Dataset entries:
※ ※ ※

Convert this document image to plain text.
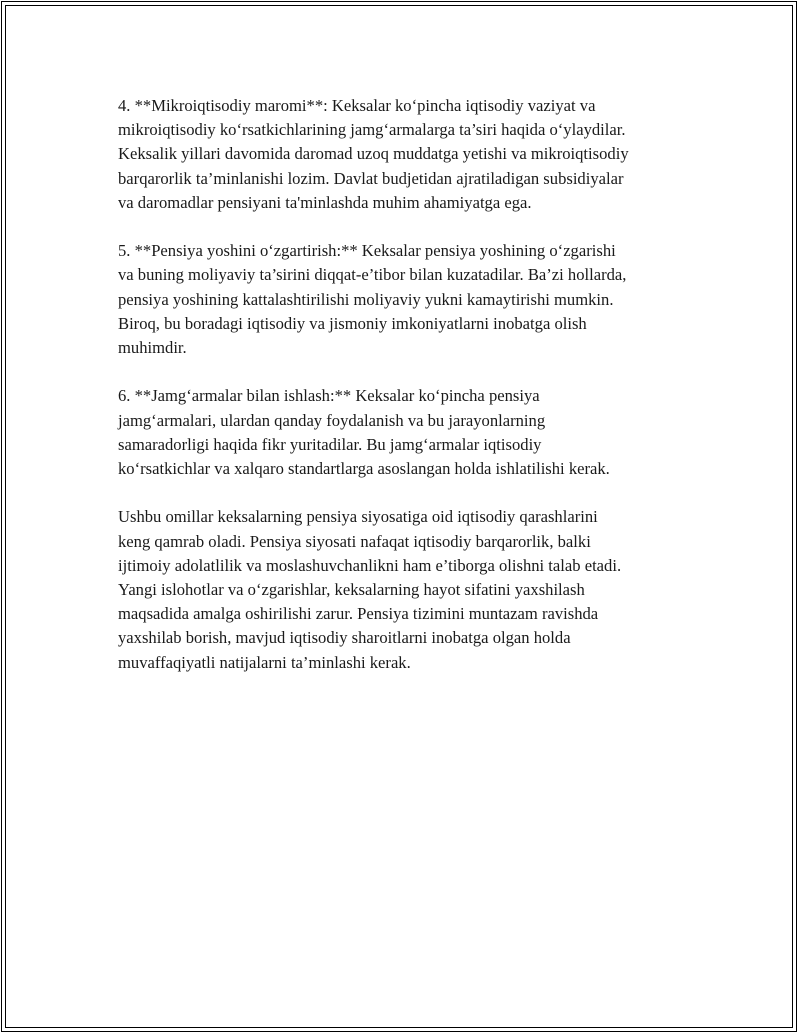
4. **Mikroiqtisodiy maromi**: Keksalar ko‘pincha iqtisodiy vaziyat va
mikroiqtisodiy ko‘rsatkichlarining jamg‘armalarga ta’siri haqida o‘ylaydilar.
Keksalik yillari davomida daromad uzoq muddatga yetishi va mikroiqtisodiy
barqarorlik ta’minlanishi lozim. Davlat budjetidan ajratiladigan subsidiyalar
va daromadlar pensiyani ta'minlashda muhim ahamiyatga ega.

5. **Pensiya yoshini o‘zgartirish:** Keksalar pensiya yoshining o‘zgarishi
va buning moliyaviy ta’sirini diqqat-e’tibor bilan kuzatadilar. Ba’zi hollarda,
pensiya yoshining kattalashtirilishi moliyaviy yukni kamaytirishi mumkin.
Biroq, bu boradagi iqtisodiy va jismoniy imkoniyatlarni inobatga olish
muhimdir.

6. **Jamg‘armalar bilan ishlash:** Keksalar ko‘pincha pensiya
jamg‘armalari, ulardan qanday foydalanish va bu jarayonlarning
samaradorligi haqida fikr yuritadilar. Bu jamg‘armalar iqtisodiy
ko‘rsatkichlar va xalqaro standartlarga asoslangan holda ishlatilishi kerak.

Ushbu omillar keksalarning pensiya siyosatiga oid iqtisodiy qarashlarini
keng qamrab oladi. Pensiya siyosati nafaqat iqtisodiy barqarorlik, balki
ijtimoiy adolatlilik va moslashuvchanlikni ham e’tiborga olishni talab etadi.
Yangi islohotlar va o‘zgarishlar, keksalarning hayot sifatini yaxshilash
maqsadida amalga oshirilishi zarur. Pensiya tizimini muntazam ravishda
yaxshilab borish, mavjud iqtisodiy sharoitlarni inobatga olgan holda
muvaffaqiyatli natijalarni ta’minlashi kerak.
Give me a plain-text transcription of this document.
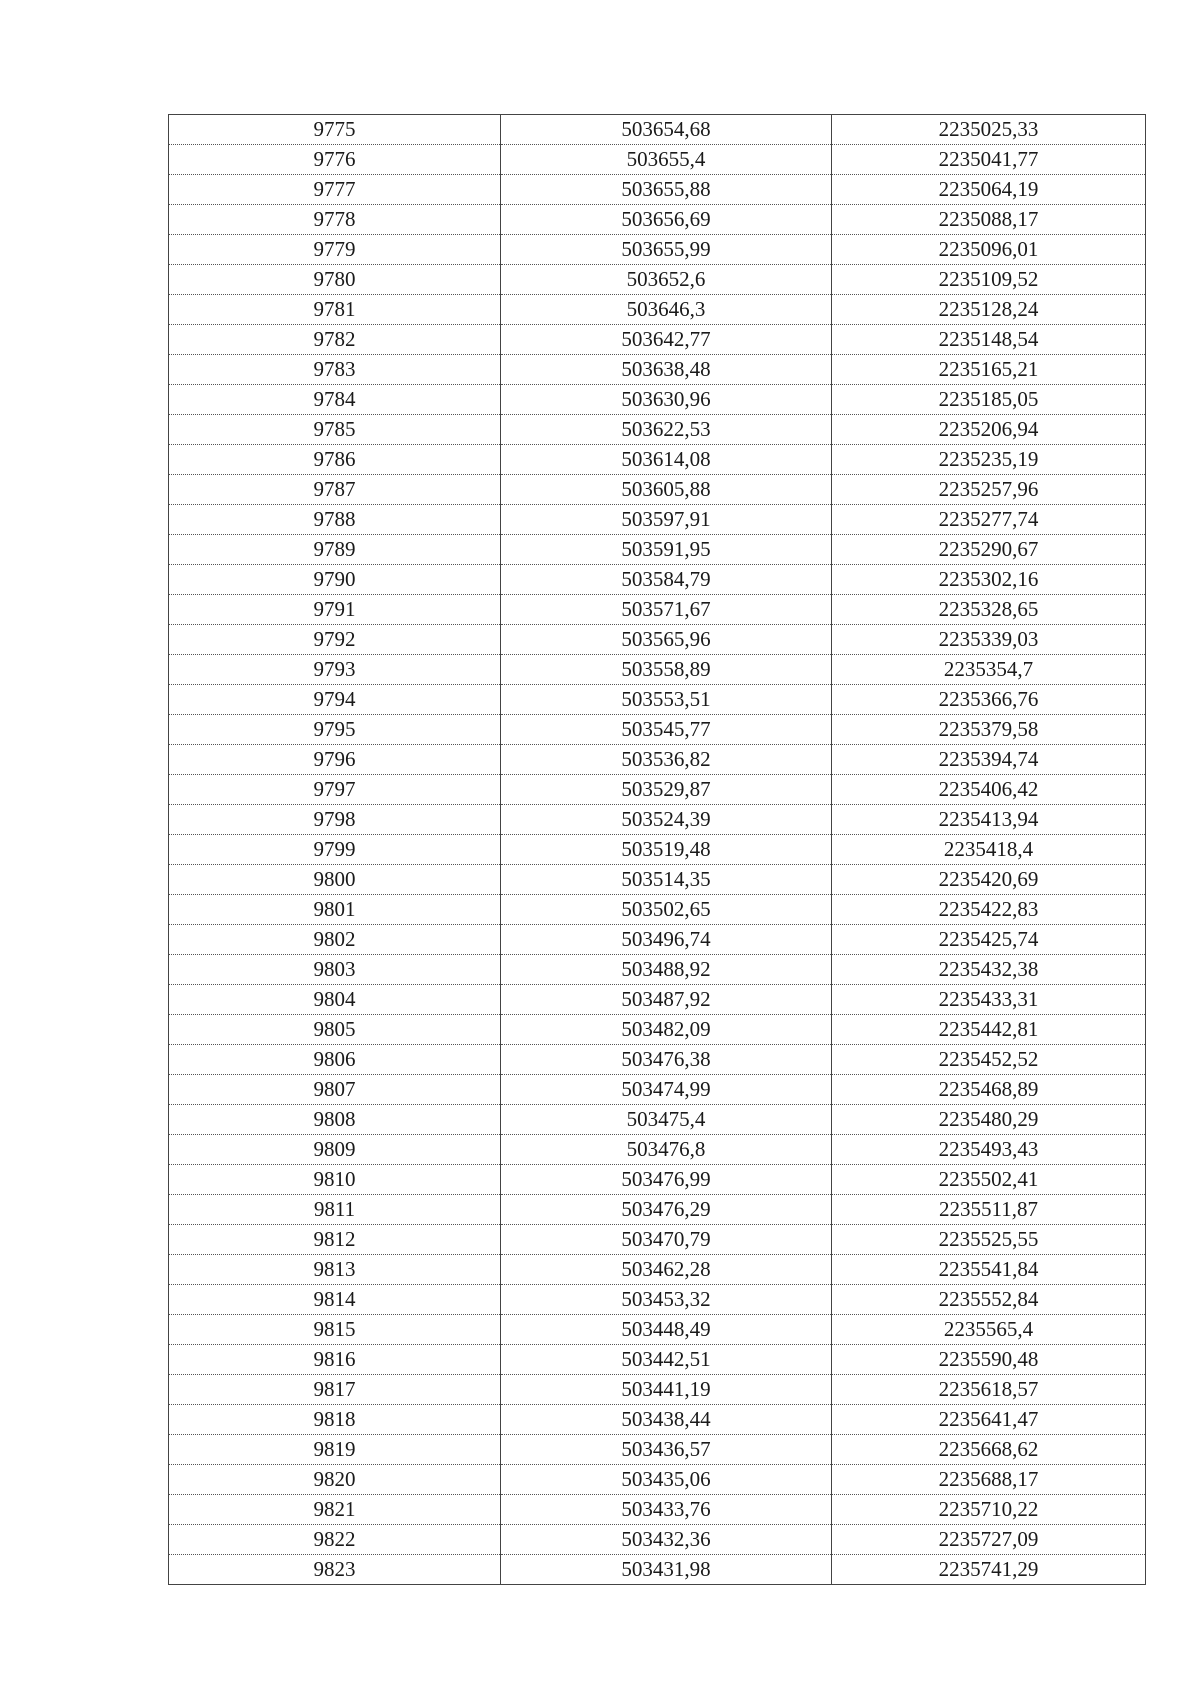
9775	503654,68	2235025,33
9776	503655,4	2235041,77
9777	503655,88	2235064,19
9778	503656,69	2235088,17
9779	503655,99	2235096,01
9780	503652,6	2235109,52
9781	503646,3	2235128,24
9782	503642,77	2235148,54
9783	503638,48	2235165,21
9784	503630,96	2235185,05
9785	503622,53	2235206,94
9786	503614,08	2235235,19
9787	503605,88	2235257,96
9788	503597,91	2235277,74
9789	503591,95	2235290,67
9790	503584,79	2235302,16
9791	503571,67	2235328,65
9792	503565,96	2235339,03
9793	503558,89	2235354,7
9794	503553,51	2235366,76
9795	503545,77	2235379,58
9796	503536,82	2235394,74
9797	503529,87	2235406,42
9798	503524,39	2235413,94
9799	503519,48	2235418,4
9800	503514,35	2235420,69
9801	503502,65	2235422,83
9802	503496,74	2235425,74
9803	503488,92	2235432,38
9804	503487,92	2235433,31
9805	503482,09	2235442,81
9806	503476,38	2235452,52
9807	503474,99	2235468,89
9808	503475,4	2235480,29
9809	503476,8	2235493,43
9810	503476,99	2235502,41
9811	503476,29	2235511,87
9812	503470,79	2235525,55
9813	503462,28	2235541,84
9814	503453,32	2235552,84
9815	503448,49	2235565,4
9816	503442,51	2235590,48
9817	503441,19	2235618,57
9818	503438,44	2235641,47
9819	503436,57	2235668,62
9820	503435,06	2235688,17
9821	503433,76	2235710,22
9822	503432,36	2235727,09
9823	503431,98	2235741,29
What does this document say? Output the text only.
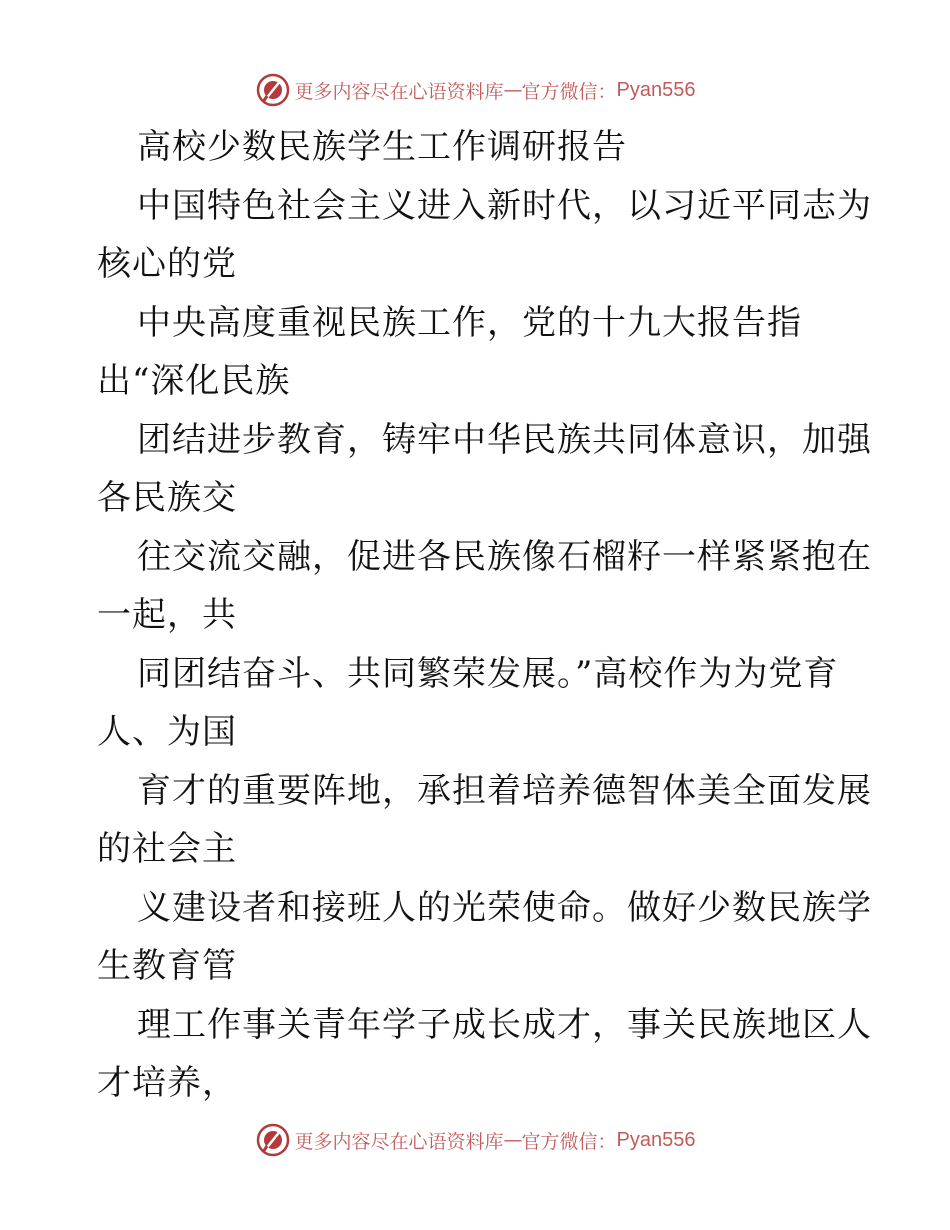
更多内容尽在心语资料库 — 官方微信： Pyan556
高校少数民族学生工作调研报告
中国特色社会主义进入新时代，以习近平同志为
核心的党
中央高度重视民族工作，党的十九大报告指
出“深化民族
团结进步教育，铸牢中华民族共同体意识，加强
各民族交
往交流交融，促进各民族像石榴籽一样紧紧抱在
一起，共
同团结奋斗、共同繁荣发展。”高校作为为党育
人、为国
育才的重要阵地，承担着培养德智体美全面发展
的社会主
义建设者和接班人的光荣使命。做好少数民族学
生教育管
理工作事关青年学子成长成才，事关民族地区人
才培养，
更多内容尽在心语资料库 — 官方微信： Pyan556
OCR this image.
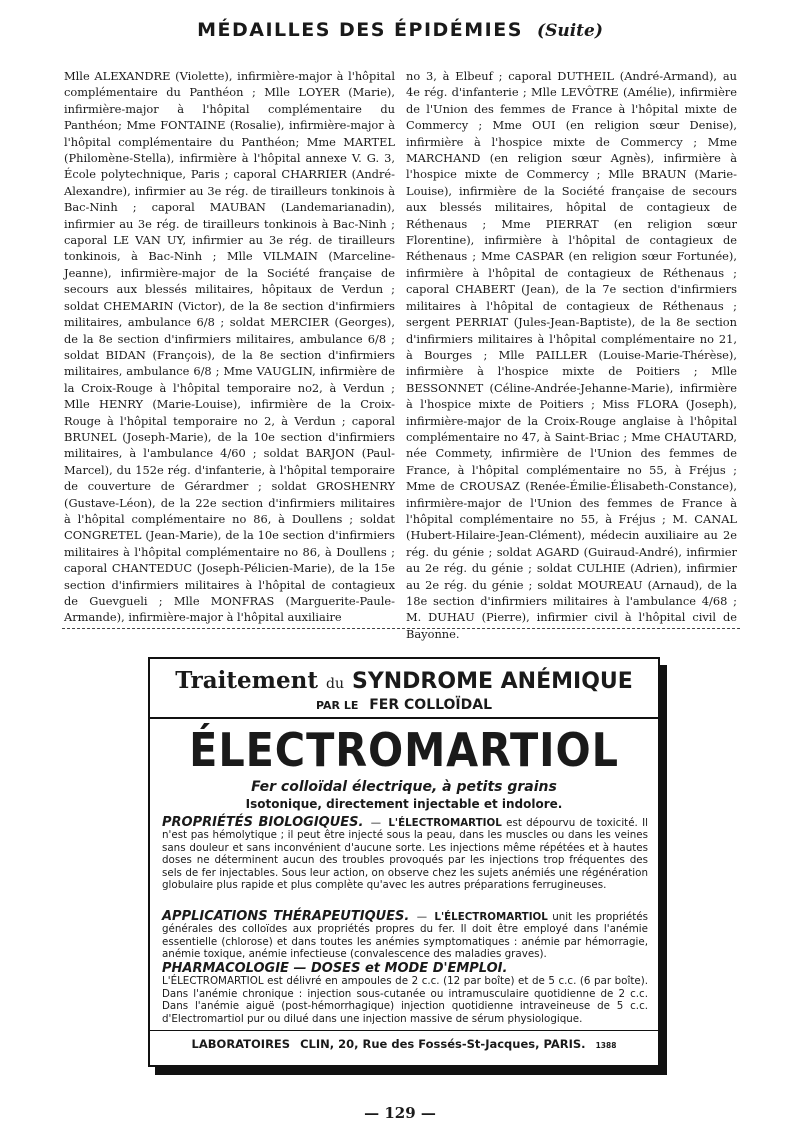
MÉDAILLES DES ÉPIDÉMIES (Suite)

Mlle ALEXANDRE (Violette), infirmière-major à l'hôpital complémentaire du Panthéon ; Mlle LOYER (Marie), infirmière-major à l'hôpital complémentaire du Panthéon; Mme FONTAINE (Rosalie), infirmière-major à l'hôpital complémentaire du Panthéon; Mme MARTEL (Philomène-Stella), infirmière à l'hôpital annexe V. G. 3, École polytechnique, Paris ; caporal CHARRIER (André-Alexandre), infirmier au 3e rég. de tirailleurs tonkinois à Bac-Ninh ; caporal MAUBAN (Landemarianadin), infirmier au 3e rég. de tirailleurs tonkinois à Bac-Ninh ; caporal LE VAN UY, infirmier au 3e rég. de tirailleurs tonkinois, à Bac-Ninh ; Mlle VILMAIN (Marceline-Jeanne), infirmière-major de la Société française de secours aux blessés militaires, hôpitaux de Verdun ; soldat CHEMARIN (Victor), de la 8e section d'infirmiers militaires, ambulance 6/8 ; soldat MERCIER (Georges), de la 8e section d'infirmiers militaires, ambulance 6/8 ; soldat BIDAN (François), de la 8e section d'infirmiers militaires, ambulance 6/8 ; Mme VAUGLIN, infirmière de la Croix-Rouge à l'hôpital temporaire no2, à Verdun ; Mlle HENRY (Marie-Louise), infirmière de la Croix-Rouge à l'hôpital temporaire no 2, à Verdun ; caporal BRUNEL (Joseph-Marie), de la 10e section d'infirmiers militaires, à l'ambulance 4/60 ; soldat BARJON (Paul-Marcel), du 152e rég. d'infanterie, à l'hôpital temporaire de couverture de Gérardmer ; soldat GROSHENRY (Gustave-Léon), de la 22e section d'infirmiers militaires à l'hôpital complémentaire no 86, à Doullens ; soldat CONGRETEL (Jean-Marie), de la 10e section d'infirmiers militaires à l'hôpital complémentaire no 86, à Doullens ; caporal CHANTEDUC (Joseph-Pélicien-Marie), de la 15e section d'infirmiers militaires à l'hôpital de contagieux de Guevgueli ; Mlle MONFRAS (Marguerite-Paule-Armande), infirmière-major à l'hôpital auxiliaire

no 3, à Elbeuf ; caporal DUTHEIL (André-Armand), au 4e rég. d'infanterie ; Mlle LEVÔTRE (Amélie), infirmière de l'Union des femmes de France à l'hôpital mixte de Commercy ; Mme OUI (en religion sœur Denise), infirmière à l'hospice mixte de Commercy ; Mme MARCHAND (en religion sœur Agnès), infirmière à l'hospice mixte de Commercy ; Mlle BRAUN (Marie-Louise), infirmière de la Société française de secours aux blessés militaires, hôpital de contagieux de Réthenaus ; Mme PIERRAT (en religion sœur Florentine), infirmière à l'hôpital de contagieux de Réthenaus ; Mme CASPAR (en religion sœur Fortunée), infirmière à l'hôpital de contagieux de Réthenaus ; caporal CHABERT (Jean), de la 7e section d'infirmiers militaires à l'hôpital de contagieux de Réthenaus ; sergent PERRIAT (Jules-Jean-Baptiste), de la 8e section d'infirmiers militaires à l'hôpital complémentaire no 21, à Bourges ; Mlle PAILLER (Louise-Marie-Thérèse), infirmière à l'hospice mixte de Poitiers ; Mlle BESSONNET (Céline-Andrée-Jehanne-Marie), infirmière à l'hospice mixte de Poitiers ; Miss FLORA (Joseph), infirmière-major de la Croix-Rouge anglaise à l'hôpital complémentaire no 47, à Saint-Briac ; Mme CHAUTARD, née Commety, infirmière de l'Union des femmes de France, à l'hôpital complémentaire no 55, à Fréjus ; Mme de CROUSAZ (Renée-Émilie-Élisabeth-Constance), infirmière-major de l'Union des femmes de France à l'hôpital complémentaire no 55, à Fréjus ; M. CANAL (Hubert-Hilaire-Jean-Clément), médecin auxiliaire au 2e rég. du génie ; soldat AGARD (Guiraud-André), infirmier au 2e rég. du génie ; soldat CULHIE (Adrien), infirmier au 2e rég. du génie ; soldat MOUREAU (Arnaud), de la 18e section d'infirmiers militaires à l'ambulance 4/68 ; M. DUHAU (Pierre), infirmier civil à l'hôpital civil de Bayonne.

Traitement du SYNDROME ANÉMIQUE
PAR LE FER COLLOÏDAL
ÉLECTROMARTIOL
Fer colloïdal électrique, à petits grains
Isotonique, directement injectable et indolore.
PROPRIÉTÉS BIOLOGIQUES. — L'ÉLECTROMARTIOL est dépourvu de toxicité. Il n'est pas hémolytique ; il peut être injecté sous la peau, dans les muscles ou dans les veines sans douleur et sans inconvénient d'aucune sorte. Les injections même répétées et à hautes doses ne déterminent aucun des troubles provoqués par les injections trop fréquentes des sels de fer injectables. Sous leur action, on observe chez les sujets anémiés une régénération globulaire plus rapide et plus complète qu'avec les autres préparations ferrugineuses.
APPLICATIONS THÉRAPEUTIQUES. — L'ÉLECTROMARTIOL unit les propriétés générales des colloïdes aux propriétés propres du fer. Il doit être employé dans l'anémie essentielle (chlorose) et dans toutes les anémies symptomatiques : anémie par hémorragie, anémie toxique, anémie infectieuse (convalescence des maladies graves).
PHARMACOLOGIE — DOSES et MODE D'EMPLOI.
L'ÉLECTROMARTIOL est délivré en ampoules de 2 c.c. (12 par boîte) et de 5 c.c. (6 par boîte). Dans l'anémie chronique : injection sous-cutanée ou intramusculaire quotidienne de 2 c.c. Dans l'anémie aiguë (post-hémorrhagique) injection quotidienne intraveineuse de 5 c.c. d'Electromartiol pur ou dilué dans une injection massive de sérum physiologique.
LABORATOIRES CLIN, 20, Rue des Fossés-St-Jacques, PARIS. 1388
— 129 —
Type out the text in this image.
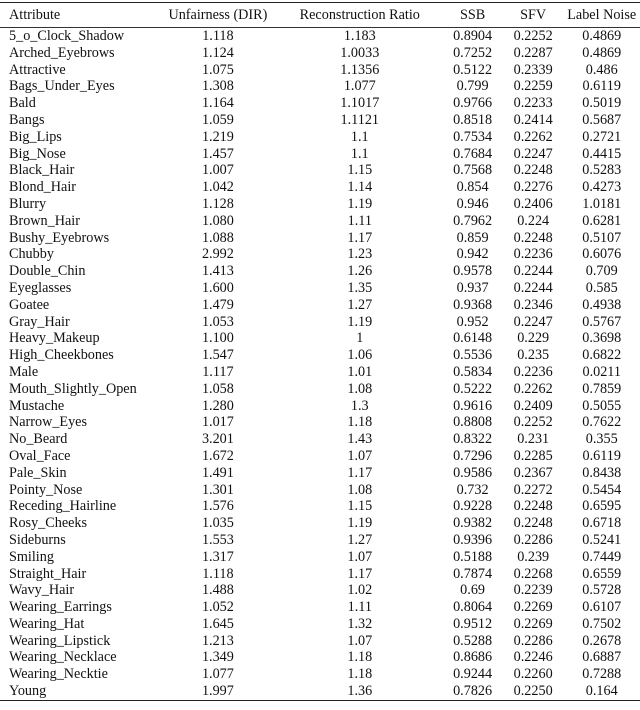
Attribute	Unfairness (DIR)	Reconstruction Ratio	SSB	SFV	Label Noise
5_o_Clock_Shadow	1.118	1.183	0.8904	0.2252	0.4869
Arched_Eyebrows	1.124	1.0033	0.7252	0.2287	0.4869
Attractive	1.075	1.1356	0.5122	0.2339	0.486
Bags_Under_Eyes	1.308	1.077	0.799	0.2259	0.6119
Bald	1.164	1.1017	0.9766	0.2233	0.5019
Bangs	1.059	1.1121	0.8518	0.2414	0.5687
Big_Lips	1.219	1.1	0.7534	0.2262	0.2721
Big_Nose	1.457	1.1	0.7684	0.2247	0.4415
Black_Hair	1.007	1.15	0.7568	0.2248	0.5283
Blond_Hair	1.042	1.14	0.854	0.2276	0.4273
Blurry	1.128	1.19	0.946	0.2406	1.0181
Brown_Hair	1.080	1.11	0.7962	0.224	0.6281
Bushy_Eyebrows	1.088	1.17	0.859	0.2248	0.5107
Chubby	2.992	1.23	0.942	0.2236	0.6076
Double_Chin	1.413	1.26	0.9578	0.2244	0.709
Eyeglasses	1.600	1.35	0.937	0.2244	0.585
Goatee	1.479	1.27	0.9368	0.2346	0.4938
Gray_Hair	1.053	1.19	0.952	0.2247	0.5767
Heavy_Makeup	1.100	1	0.6148	0.229	0.3698
High_Cheekbones	1.547	1.06	0.5536	0.235	0.6822
Male	1.117	1.01	0.5834	0.2236	0.0211
Mouth_Slightly_Open	1.058	1.08	0.5222	0.2262	0.7859
Mustache	1.280	1.3	0.9616	0.2409	0.5055
Narrow_Eyes	1.017	1.18	0.8808	0.2252	0.7622
No_Beard	3.201	1.43	0.8322	0.231	0.355
Oval_Face	1.672	1.07	0.7296	0.2285	0.6119
Pale_Skin	1.491	1.17	0.9586	0.2367	0.8438
Pointy_Nose	1.301	1.08	0.732	0.2272	0.5454
Receding_Hairline	1.576	1.15	0.9228	0.2248	0.6595
Rosy_Cheeks	1.035	1.19	0.9382	0.2248	0.6718
Sideburns	1.553	1.27	0.9396	0.2286	0.5241
Smiling	1.317	1.07	0.5188	0.239	0.7449
Straight_Hair	1.118	1.17	0.7874	0.2268	0.6559
Wavy_Hair	1.488	1.02	0.69	0.2239	0.5728
Wearing_Earrings	1.052	1.11	0.8064	0.2269	0.6107
Wearing_Hat	1.645	1.32	0.9512	0.2269	0.7502
Wearing_Lipstick	1.213	1.07	0.5288	0.2286	0.2678
Wearing_Necklace	1.349	1.18	0.8686	0.2246	0.6887
Wearing_Necktie	1.077	1.18	0.9244	0.2260	0.7288
Young	1.997	1.36	0.7826	0.2250	0.164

※ ※ ※

> [What is needed]: Copy each line of the preceding data that contains the string "this".

> [Output below]:
Convert this document image to plain text.
Give me a plain-text transcription of this document.
What does this document say? Output the text only.
OCR this image.
Type out the text in this image.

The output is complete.